◆ **WHAT YOU NEED TO DO**:
Output all lines exactly, with nothing added or dropped.

◆ **EXERCISE DATA**:

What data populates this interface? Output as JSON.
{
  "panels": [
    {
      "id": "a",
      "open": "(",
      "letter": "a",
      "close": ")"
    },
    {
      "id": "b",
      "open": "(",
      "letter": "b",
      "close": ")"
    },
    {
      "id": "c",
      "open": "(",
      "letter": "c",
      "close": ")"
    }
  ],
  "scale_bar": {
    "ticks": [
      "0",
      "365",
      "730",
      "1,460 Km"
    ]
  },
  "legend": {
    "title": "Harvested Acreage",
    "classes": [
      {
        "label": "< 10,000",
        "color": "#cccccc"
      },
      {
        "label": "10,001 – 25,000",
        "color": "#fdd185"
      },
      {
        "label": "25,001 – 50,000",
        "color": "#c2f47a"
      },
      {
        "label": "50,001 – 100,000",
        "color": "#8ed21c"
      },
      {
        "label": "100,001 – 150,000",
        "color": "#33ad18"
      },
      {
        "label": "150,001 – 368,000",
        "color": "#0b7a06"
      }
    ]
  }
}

◆ **ANSWER IN FULL**:
What data populates this interface? Output as JSON.
{
  "panels": [
    {
      "id": "a",
      "open": "(",
      "letter": "a",
      "close": ")"
    },
    {
      "id": "b",
      "open": "(",
      "letter": "b",
      "close": ")"
    },
    {
      "id": "c",
      "open": "(",
      "letter": "c",
      "close": ")"
    }
  ],
  "scale_bar": {
    "ticks": [
      "0",
      "365",
      "730",
      "1,460 Km"
    ]
  },
  "legend": {
    "title": "Harvested Acreage",
    "classes": [
      {
        "label": "< 10,000",
        "color": "#cccccc"
      },
      {
        "label": "10,001 – 25,000",
        "color": "#fdd185"
      },
      {
        "label": "25,001 – 50,000",
        "color": "#c2f47a"
      },
      {
        "label": "50,001 – 100,000",
        "color": "#8ed21c"
      },
      {
        "label": "100,001 – 150,000",
        "color": "#33ad18"
      },
      {
        "label": "150,001 – 368,000",
        "color": "#0b7a06"
      }
    ]
  }
}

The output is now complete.